**Description of the task:**
Copy out all the lines exactly. Omit pictures.

○ ○ ○ ○

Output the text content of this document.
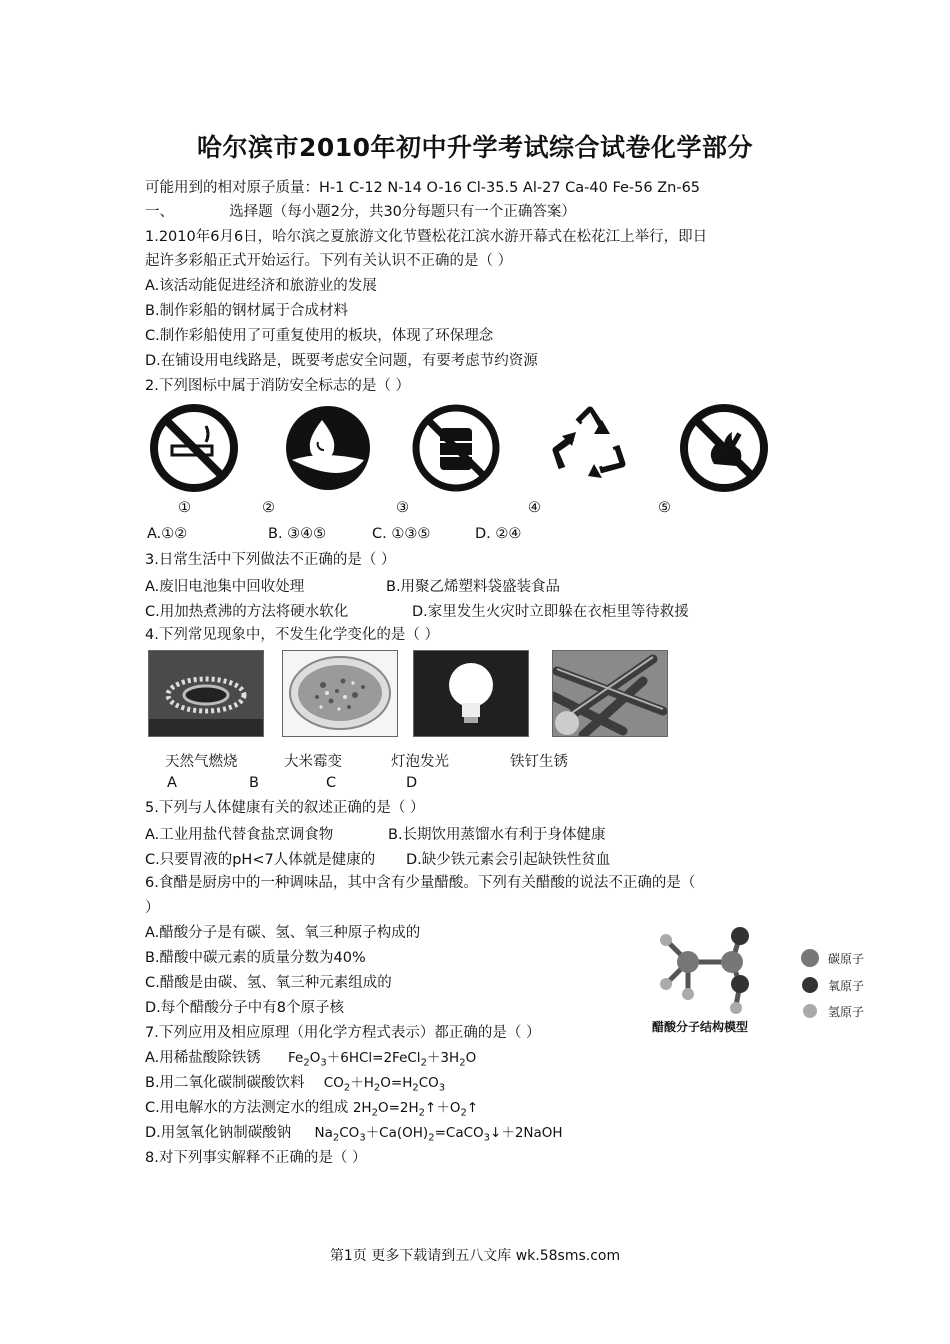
哈尔滨市2010年初中升学考试综合试卷化学部分
可能用到的相对原子质量：H-1 C-12 N-14 O-16 Cl-35.5 Al-27 Ca-40 Fe-56 Zn-65
一、	选择题（每小题2分，共30分每题只有一个正确答案）
1.2010年6月6日，哈尔滨之夏旅游文化节暨松花江滨水游开幕式在松花江上举行，即日
起许多彩船正式开始运行。下列有关认识不正确的是（ ）
A.该活动能促进经济和旅游业的发展
B.制作彩船的钢材属于合成材料
C.制作彩船使用了可重复使用的板块，体现了环保理念
D.在铺设用电线路是，既要考虑安全问题，有要考虑节约资源
2.下列图标中属于消防安全标志的是（ ）
①	②	③	④	⑤
A.①②	B. ③④⑤	C. ①③⑤	D. ②④
3.日常生活中下列做法不正确的是（ ）
A.废旧电池集中回收处理	B.用聚乙烯塑料袋盛装食品
C.用加热煮沸的方法将硬水软化	D.家里发生火灾时立即躲在衣柜里等待救援
4.下列常见现象中，不发生化学变化的是（ ）
天然气燃烧	大米霉变	灯泡发光	铁钉生锈
A	B	C	D
5.下列与人体健康有关的叙述正确的是（ ）
A.工业用盐代替食盐烹调食物	B.长期饮用蒸馏水有利于身体健康
C.只要胃液的pH<7人体就是健康的 D.缺少铁元素会引起缺铁性贫血
6.食醋是厨房中的一种调味品，其中含有少量醋酸。下列有关醋酸的说法不正确的是（
）
A.醋酸分子是有碳、氢、氧三种原子构成的
B.醋酸中碳元素的质量分数为40%
C.醋酸是由碳、氢、氧三种元素组成的
D.每个醋酸分子中有8个原子核
碳原子
氧原子
氢原子
醋酸分子结构模型
7.下列应用及相应原理（用化学方程式表示）都正确的是（ ）
A.用稀盐酸除铁锈 $Fe_2O_3+6HCl=2FeCl_2+3H_2O$
B.用二氧化碳制碳酸饮料 $CO_2+H_2O=H_2CO_3$
C.用电解水的方法测定水的组成 $2H_2O=2H_2↑+O_2↑$
D.用氢氧化钠制碳酸钠 $Na_2CO_3+Ca(OH)_2=CaCO_3↓+2NaOH$
8.对下列事实解释不正确的是（ ）
第1页 更多下载请到五八文库 wk.58sms.com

○ ○ ○ ○

**Finished task:**
Output the text content of this document.
哈尔滨市2010年初中升学考试综合试卷化学部分
可能用到的相对原子质量：H-1 C-12 N-14 O-16 Cl-35.5 Al-27 Ca-40 Fe-56 Zn-65
一、	选择题（每小题2分，共30分每题只有一个正确答案）
1.2010年6月6日，哈尔滨之夏旅游文化节暨松花江滨水游开幕式在松花江上举行，即日
起许多彩船正式开始运行。下列有关认识不正确的是（ ）
A.该活动能促进经济和旅游业的发展
B.制作彩船的钢材属于合成材料
C.制作彩船使用了可重复使用的板块，体现了环保理念
D.在铺设用电线路是，既要考虑安全问题，有要考虑节约资源
2.下列图标中属于消防安全标志的是（ ）
①	②	③	④	⑤
A.①②	B. ③④⑤	C. ①③⑤	D. ②④
3.日常生活中下列做法不正确的是（ ）
A.废旧电池集中回收处理	B.用聚乙烯塑料袋盛装食品
C.用加热煮沸的方法将硬水软化	D.家里发生火灾时立即躲在衣柜里等待救援
4.下列常见现象中，不发生化学变化的是（ ）
天然气燃烧	大米霉变	灯泡发光	铁钉生锈
A	B	C	D
5.下列与人体健康有关的叙述正确的是（ ）
A.工业用盐代替食盐烹调食物	B.长期饮用蒸馏水有利于身体健康
C.只要胃液的pH<7人体就是健康的 D.缺少铁元素会引起缺铁性贫血
6.食醋是厨房中的一种调味品，其中含有少量醋酸。下列有关醋酸的说法不正确的是（
）
A.醋酸分子是有碳、氢、氧三种原子构成的
B.醋酸中碳元素的质量分数为40%
C.醋酸是由碳、氢、氧三种元素组成的
D.每个醋酸分子中有8个原子核
碳原子
氧原子
氢原子
醋酸分子结构模型
7.下列应用及相应原理（用化学方程式表示）都正确的是（ ）
A.用稀盐酸除铁锈 $Fe_2O_3+6HCl=2FeCl_2+3H_2O$
B.用二氧化碳制碳酸饮料 $CO_2+H_2O=H_2CO_3$
C.用电解水的方法测定水的组成 $2H_2O=2H_2↑+O_2↑$
D.用氢氧化钠制碳酸钠 $Na_2CO_3+Ca(OH)_2=CaCO_3↓+2NaOH$
8.对下列事实解释不正确的是（ ）
第1页 更多下载请到五八文库 wk.58sms.com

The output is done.